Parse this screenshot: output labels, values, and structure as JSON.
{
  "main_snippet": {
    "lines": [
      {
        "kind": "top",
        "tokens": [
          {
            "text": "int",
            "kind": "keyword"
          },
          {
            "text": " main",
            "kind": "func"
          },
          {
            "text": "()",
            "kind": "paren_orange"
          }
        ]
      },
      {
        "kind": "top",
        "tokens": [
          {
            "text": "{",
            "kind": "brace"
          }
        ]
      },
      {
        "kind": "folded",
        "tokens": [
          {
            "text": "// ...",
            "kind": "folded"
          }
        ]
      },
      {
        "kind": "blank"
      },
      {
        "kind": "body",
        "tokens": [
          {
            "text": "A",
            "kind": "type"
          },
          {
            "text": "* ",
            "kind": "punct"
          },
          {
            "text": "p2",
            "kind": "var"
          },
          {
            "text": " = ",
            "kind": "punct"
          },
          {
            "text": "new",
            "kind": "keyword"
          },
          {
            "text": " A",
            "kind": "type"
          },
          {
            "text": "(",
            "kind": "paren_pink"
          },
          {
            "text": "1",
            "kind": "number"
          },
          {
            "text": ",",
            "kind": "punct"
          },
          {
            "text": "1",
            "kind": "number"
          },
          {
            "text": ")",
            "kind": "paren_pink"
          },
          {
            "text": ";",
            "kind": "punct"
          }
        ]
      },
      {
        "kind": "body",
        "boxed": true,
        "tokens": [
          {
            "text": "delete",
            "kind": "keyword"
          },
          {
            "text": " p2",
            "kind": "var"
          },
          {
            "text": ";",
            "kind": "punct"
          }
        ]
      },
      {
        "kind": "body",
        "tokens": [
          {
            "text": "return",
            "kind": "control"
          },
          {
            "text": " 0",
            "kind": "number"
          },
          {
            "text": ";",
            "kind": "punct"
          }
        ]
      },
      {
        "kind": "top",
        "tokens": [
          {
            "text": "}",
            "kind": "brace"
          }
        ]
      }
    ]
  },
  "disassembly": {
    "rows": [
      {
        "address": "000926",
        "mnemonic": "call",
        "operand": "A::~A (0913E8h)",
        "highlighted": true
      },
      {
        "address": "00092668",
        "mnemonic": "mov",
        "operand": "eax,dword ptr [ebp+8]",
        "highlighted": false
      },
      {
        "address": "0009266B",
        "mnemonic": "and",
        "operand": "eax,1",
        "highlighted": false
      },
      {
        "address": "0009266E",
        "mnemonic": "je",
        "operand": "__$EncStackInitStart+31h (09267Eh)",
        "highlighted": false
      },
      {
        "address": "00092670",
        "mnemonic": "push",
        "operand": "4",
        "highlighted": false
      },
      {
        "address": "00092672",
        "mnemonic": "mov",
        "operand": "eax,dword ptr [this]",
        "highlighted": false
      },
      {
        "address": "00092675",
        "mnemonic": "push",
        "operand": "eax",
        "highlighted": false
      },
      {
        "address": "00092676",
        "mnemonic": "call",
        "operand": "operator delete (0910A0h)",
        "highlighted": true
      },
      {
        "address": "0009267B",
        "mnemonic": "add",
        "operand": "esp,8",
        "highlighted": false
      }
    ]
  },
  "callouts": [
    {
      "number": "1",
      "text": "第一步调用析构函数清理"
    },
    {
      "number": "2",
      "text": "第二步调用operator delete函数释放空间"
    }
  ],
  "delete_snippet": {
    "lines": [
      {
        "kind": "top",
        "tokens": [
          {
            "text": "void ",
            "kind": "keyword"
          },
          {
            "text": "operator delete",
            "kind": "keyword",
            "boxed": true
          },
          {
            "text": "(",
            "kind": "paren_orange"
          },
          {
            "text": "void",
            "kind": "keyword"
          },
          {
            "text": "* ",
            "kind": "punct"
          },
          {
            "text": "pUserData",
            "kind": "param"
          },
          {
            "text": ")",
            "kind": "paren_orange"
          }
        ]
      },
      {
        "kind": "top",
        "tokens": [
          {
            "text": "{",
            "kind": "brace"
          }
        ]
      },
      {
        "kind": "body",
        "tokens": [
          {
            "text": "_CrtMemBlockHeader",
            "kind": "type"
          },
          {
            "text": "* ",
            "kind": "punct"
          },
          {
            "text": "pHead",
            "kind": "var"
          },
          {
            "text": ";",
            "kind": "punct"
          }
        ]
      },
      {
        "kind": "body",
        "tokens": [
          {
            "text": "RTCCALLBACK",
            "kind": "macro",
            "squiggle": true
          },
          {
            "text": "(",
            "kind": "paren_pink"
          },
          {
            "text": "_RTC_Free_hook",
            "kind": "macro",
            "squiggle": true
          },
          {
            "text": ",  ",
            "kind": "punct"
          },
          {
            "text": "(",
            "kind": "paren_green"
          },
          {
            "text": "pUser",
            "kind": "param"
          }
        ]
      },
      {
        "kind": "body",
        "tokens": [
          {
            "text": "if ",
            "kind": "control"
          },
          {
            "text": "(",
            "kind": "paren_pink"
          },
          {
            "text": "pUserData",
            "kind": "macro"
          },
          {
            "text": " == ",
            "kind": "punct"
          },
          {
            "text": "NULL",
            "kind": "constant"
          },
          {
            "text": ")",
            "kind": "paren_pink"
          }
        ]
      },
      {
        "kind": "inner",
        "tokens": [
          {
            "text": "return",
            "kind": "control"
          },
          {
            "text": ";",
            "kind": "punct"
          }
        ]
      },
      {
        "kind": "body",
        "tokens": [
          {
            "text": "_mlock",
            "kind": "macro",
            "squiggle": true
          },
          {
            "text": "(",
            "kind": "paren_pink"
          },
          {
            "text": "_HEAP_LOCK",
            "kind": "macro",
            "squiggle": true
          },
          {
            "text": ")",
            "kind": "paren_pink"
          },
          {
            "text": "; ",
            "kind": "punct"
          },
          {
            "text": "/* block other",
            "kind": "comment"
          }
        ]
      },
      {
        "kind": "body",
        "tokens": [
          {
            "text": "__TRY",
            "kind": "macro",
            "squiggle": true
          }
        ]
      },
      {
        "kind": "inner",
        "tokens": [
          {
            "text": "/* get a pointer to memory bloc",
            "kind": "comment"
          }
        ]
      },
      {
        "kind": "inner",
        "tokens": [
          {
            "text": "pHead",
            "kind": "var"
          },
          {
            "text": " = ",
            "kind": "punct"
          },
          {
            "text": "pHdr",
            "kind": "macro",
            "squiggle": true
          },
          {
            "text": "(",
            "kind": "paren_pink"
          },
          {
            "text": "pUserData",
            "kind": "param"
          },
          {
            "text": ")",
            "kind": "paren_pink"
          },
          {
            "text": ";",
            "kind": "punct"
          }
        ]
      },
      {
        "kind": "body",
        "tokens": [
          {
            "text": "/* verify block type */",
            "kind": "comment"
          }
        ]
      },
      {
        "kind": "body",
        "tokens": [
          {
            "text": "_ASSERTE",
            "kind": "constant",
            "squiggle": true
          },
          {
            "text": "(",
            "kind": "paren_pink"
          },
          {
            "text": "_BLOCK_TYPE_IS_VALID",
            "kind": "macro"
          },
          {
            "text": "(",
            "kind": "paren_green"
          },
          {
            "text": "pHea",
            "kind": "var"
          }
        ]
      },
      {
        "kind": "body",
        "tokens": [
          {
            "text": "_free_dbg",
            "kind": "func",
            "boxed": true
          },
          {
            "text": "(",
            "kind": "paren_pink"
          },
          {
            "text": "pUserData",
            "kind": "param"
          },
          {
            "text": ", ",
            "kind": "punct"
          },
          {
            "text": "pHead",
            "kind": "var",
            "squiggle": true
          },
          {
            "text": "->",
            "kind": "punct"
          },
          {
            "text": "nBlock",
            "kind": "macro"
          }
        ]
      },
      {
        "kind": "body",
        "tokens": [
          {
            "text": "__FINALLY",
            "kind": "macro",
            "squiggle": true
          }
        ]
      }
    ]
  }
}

THE PROBLEM: Go through the data and return every record exactly.

WORKED ANSWER:
Parse this screenshot: output labels, values, and structure as JSON.
{
  "main_snippet": {
    "lines": [
      {
        "kind": "top",
        "tokens": [
          {
            "text": "int",
            "kind": "keyword"
          },
          {
            "text": " main",
            "kind": "func"
          },
          {
            "text": "()",
            "kind": "paren_orange"
          }
        ]
      },
      {
        "kind": "top",
        "tokens": [
          {
            "text": "{",
            "kind": "brace"
          }
        ]
      },
      {
        "kind": "folded",
        "tokens": [
          {
            "text": "// ...",
            "kind": "folded"
          }
        ]
      },
      {
        "kind": "blank"
      },
      {
        "kind": "body",
        "tokens": [
          {
            "text": "A",
            "kind": "type"
          },
          {
            "text": "* ",
            "kind": "punct"
          },
          {
            "text": "p2",
            "kind": "var"
          },
          {
            "text": " = ",
            "kind": "punct"
          },
          {
            "text": "new",
            "kind": "keyword"
          },
          {
            "text": " A",
            "kind": "type"
          },
          {
            "text": "(",
            "kind": "paren_pink"
          },
          {
            "text": "1",
            "kind": "number"
          },
          {
            "text": ",",
            "kind": "punct"
          },
          {
            "text": "1",
            "kind": "number"
          },
          {
            "text": ")",
            "kind": "paren_pink"
          },
          {
            "text": ";",
            "kind": "punct"
          }
        ]
      },
      {
        "kind": "body",
        "boxed": true,
        "tokens": [
          {
            "text": "delete",
            "kind": "keyword"
          },
          {
            "text": " p2",
            "kind": "var"
          },
          {
            "text": ";",
            "kind": "punct"
          }
        ]
      },
      {
        "kind": "body",
        "tokens": [
          {
            "text": "return",
            "kind": "control"
          },
          {
            "text": " 0",
            "kind": "number"
          },
          {
            "text": ";",
            "kind": "punct"
          }
        ]
      },
      {
        "kind": "top",
        "tokens": [
          {
            "text": "}",
            "kind": "brace"
          }
        ]
      }
    ]
  },
  "disassembly": {
    "rows": [
      {
        "address": "000926",
        "mnemonic": "call",
        "operand": "A::~A (0913E8h)",
        "highlighted": true
      },
      {
        "address": "00092668",
        "mnemonic": "mov",
        "operand": "eax,dword ptr [ebp+8]",
        "highlighted": false
      },
      {
        "address": "0009266B",
        "mnemonic": "and",
        "operand": "eax,1",
        "highlighted": false
      },
      {
        "address": "0009266E",
        "mnemonic": "je",
        "operand": "__$EncStackInitStart+31h (09267Eh)",
        "highlighted": false
      },
      {
        "address": "00092670",
        "mnemonic": "push",
        "operand": "4",
        "highlighted": false
      },
      {
        "address": "00092672",
        "mnemonic": "mov",
        "operand": "eax,dword ptr [this]",
        "highlighted": false
      },
      {
        "address": "00092675",
        "mnemonic": "push",
        "operand": "eax",
        "highlighted": false
      },
      {
        "address": "00092676",
        "mnemonic": "call",
        "operand": "operator delete (0910A0h)",
        "highlighted": true
      },
      {
        "address": "0009267B",
        "mnemonic": "add",
        "operand": "esp,8",
        "highlighted": false
      }
    ]
  },
  "callouts": [
    {
      "number": "1",
      "text": "第一步调用析构函数清理"
    },
    {
      "number": "2",
      "text": "第二步调用operator delete函数释放空间"
    }
  ],
  "delete_snippet": {
    "lines": [
      {
        "kind": "top",
        "tokens": [
          {
            "text": "void ",
            "kind": "keyword"
          },
          {
            "text": "operator delete",
            "kind": "keyword",
            "boxed": true
          },
          {
            "text": "(",
            "kind": "paren_orange"
          },
          {
            "text": "void",
            "kind": "keyword"
          },
          {
            "text": "* ",
            "kind": "punct"
          },
          {
            "text": "pUserData",
            "kind": "param"
          },
          {
            "text": ")",
            "kind": "paren_orange"
          }
        ]
      },
      {
        "kind": "top",
        "tokens": [
          {
            "text": "{",
            "kind": "brace"
          }
        ]
      },
      {
        "kind": "body",
        "tokens": [
          {
            "text": "_CrtMemBlockHeader",
            "kind": "type"
          },
          {
            "text": "* ",
            "kind": "punct"
          },
          {
            "text": "pHead",
            "kind": "var"
          },
          {
            "text": ";",
            "kind": "punct"
          }
        ]
      },
      {
        "kind": "body",
        "tokens": [
          {
            "text": "RTCCALLBACK",
            "kind": "macro",
            "squiggle": true
          },
          {
            "text": "(",
            "kind": "paren_pink"
          },
          {
            "text": "_RTC_Free_hook",
            "kind": "macro",
            "squiggle": true
          },
          {
            "text": ",  ",
            "kind": "punct"
          },
          {
            "text": "(",
            "kind": "paren_green"
          },
          {
            "text": "pUser",
            "kind": "param"
          }
        ]
      },
      {
        "kind": "body",
        "tokens": [
          {
            "text": "if ",
            "kind": "control"
          },
          {
            "text": "(",
            "kind": "paren_pink"
          },
          {
            "text": "pUserData",
            "kind": "macro"
          },
          {
            "text": " == ",
            "kind": "punct"
          },
          {
            "text": "NULL",
            "kind": "constant"
          },
          {
            "text": ")",
            "kind": "paren_pink"
          }
        ]
      },
      {
        "kind": "inner",
        "tokens": [
          {
            "text": "return",
            "kind": "control"
          },
          {
            "text": ";",
            "kind": "punct"
          }
        ]
      },
      {
        "kind": "body",
        "tokens": [
          {
            "text": "_mlock",
            "kind": "macro",
            "squiggle": true
          },
          {
            "text": "(",
            "kind": "paren_pink"
          },
          {
            "text": "_HEAP_LOCK",
            "kind": "macro",
            "squiggle": true
          },
          {
            "text": ")",
            "kind": "paren_pink"
          },
          {
            "text": "; ",
            "kind": "punct"
          },
          {
            "text": "/* block other",
            "kind": "comment"
          }
        ]
      },
      {
        "kind": "body",
        "tokens": [
          {
            "text": "__TRY",
            "kind": "macro",
            "squiggle": true
          }
        ]
      },
      {
        "kind": "inner",
        "tokens": [
          {
            "text": "/* get a pointer to memory bloc",
            "kind": "comment"
          }
        ]
      },
      {
        "kind": "inner",
        "tokens": [
          {
            "text": "pHead",
            "kind": "var"
          },
          {
            "text": " = ",
            "kind": "punct"
          },
          {
            "text": "pHdr",
            "kind": "macro",
            "squiggle": true
          },
          {
            "text": "(",
            "kind": "paren_pink"
          },
          {
            "text": "pUserData",
            "kind": "param"
          },
          {
            "text": ")",
            "kind": "paren_pink"
          },
          {
            "text": ";",
            "kind": "punct"
          }
        ]
      },
      {
        "kind": "body",
        "tokens": [
          {
            "text": "/* verify block type */",
            "kind": "comment"
          }
        ]
      },
      {
        "kind": "body",
        "tokens": [
          {
            "text": "_ASSERTE",
            "kind": "constant",
            "squiggle": true
          },
          {
            "text": "(",
            "kind": "paren_pink"
          },
          {
            "text": "_BLOCK_TYPE_IS_VALID",
            "kind": "macro"
          },
          {
            "text": "(",
            "kind": "paren_green"
          },
          {
            "text": "pHea",
            "kind": "var"
          }
        ]
      },
      {
        "kind": "body",
        "tokens": [
          {
            "text": "_free_dbg",
            "kind": "func",
            "boxed": true
          },
          {
            "text": "(",
            "kind": "paren_pink"
          },
          {
            "text": "pUserData",
            "kind": "param"
          },
          {
            "text": ", ",
            "kind": "punct"
          },
          {
            "text": "pHead",
            "kind": "var",
            "squiggle": true
          },
          {
            "text": "->",
            "kind": "punct"
          },
          {
            "text": "nBlock",
            "kind": "macro"
          }
        ]
      },
      {
        "kind": "body",
        "tokens": [
          {
            "text": "__FINALLY",
            "kind": "macro",
            "squiggle": true
          }
        ]
      }
    ]
  }
}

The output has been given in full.